* **Written problem**: In your copy, leave out the pictures; write out all the data exactly.

Collection entries
* * * * *
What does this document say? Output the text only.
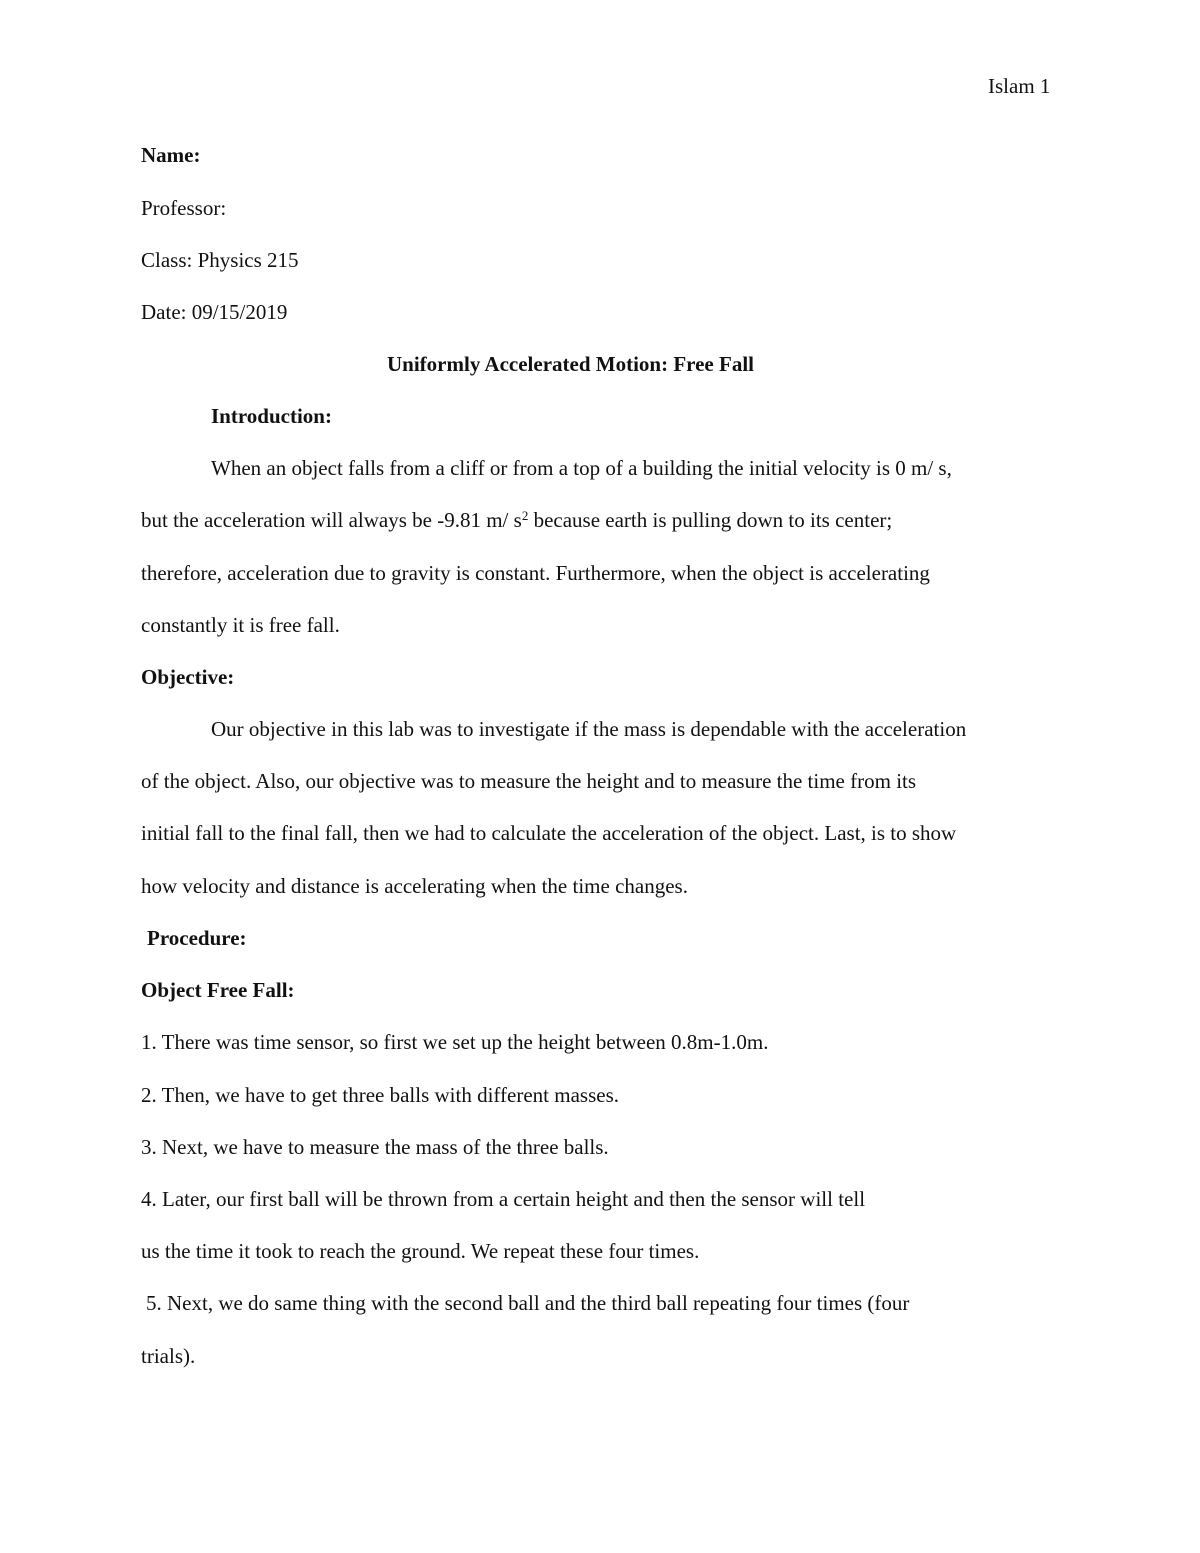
Islam 1
Name:
Professor:
Class: Physics 215
Date: 09/15/2019
Uniformly Accelerated Motion: Free Fall
Introduction:
When an object falls from a cliff or from a top of a building the initial velocity is 0 m/ s,
but the acceleration will always be -9.81 m/ $s^2$ because earth is pulling down to its center;
therefore, acceleration due to gravity is constant. Furthermore, when the object is accelerating
constantly it is free fall.
Objective:
Our objective in this lab was to investigate if the mass is dependable with the acceleration
of the object. Also, our objective was to measure the height and to measure the time from its
initial fall to the final fall, then we had to calculate the acceleration of the object. Last, is to show
how velocity and distance is accelerating when the time changes.
Procedure:
Object Free Fall:
1. There was time sensor, so first we set up the height between 0.8m-1.0m.
2. Then, we have to get three balls with different masses.
3. Next, we have to measure the mass of the three balls.
4. Later, our first ball will be thrown from a certain height and then the sensor will tell
us the time it took to reach the ground. We repeat these four times.
5. Next, we do same thing with the second ball and the third ball repeating four times (four
trials).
* * * * *
* **Problem solution**:
What does this document say? Output the text only.
Islam 1
Name:
Professor:
Class: Physics 215
Date: 09/15/2019
Uniformly Accelerated Motion: Free Fall
Introduction:
When an object falls from a cliff or from a top of a building the initial velocity is 0 m/ s,
but the acceleration will always be -9.81 m/ $s^2$ because earth is pulling down to its center;
therefore, acceleration due to gravity is constant. Furthermore, when the object is accelerating
constantly it is free fall.
Objective:
Our objective in this lab was to investigate if the mass is dependable with the acceleration
of the object. Also, our objective was to measure the height and to measure the time from its
initial fall to the final fall, then we had to calculate the acceleration of the object. Last, is to show
how velocity and distance is accelerating when the time changes.
Procedure:
Object Free Fall:
1. There was time sensor, so first we set up the height between 0.8m-1.0m.
2. Then, we have to get three balls with different masses.
3. Next, we have to measure the mass of the three balls.
4. Later, our first ball will be thrown from a certain height and then the sensor will tell
us the time it took to reach the ground. We repeat these four times.
5. Next, we do same thing with the second ball and the third ball repeating four times (four
trials).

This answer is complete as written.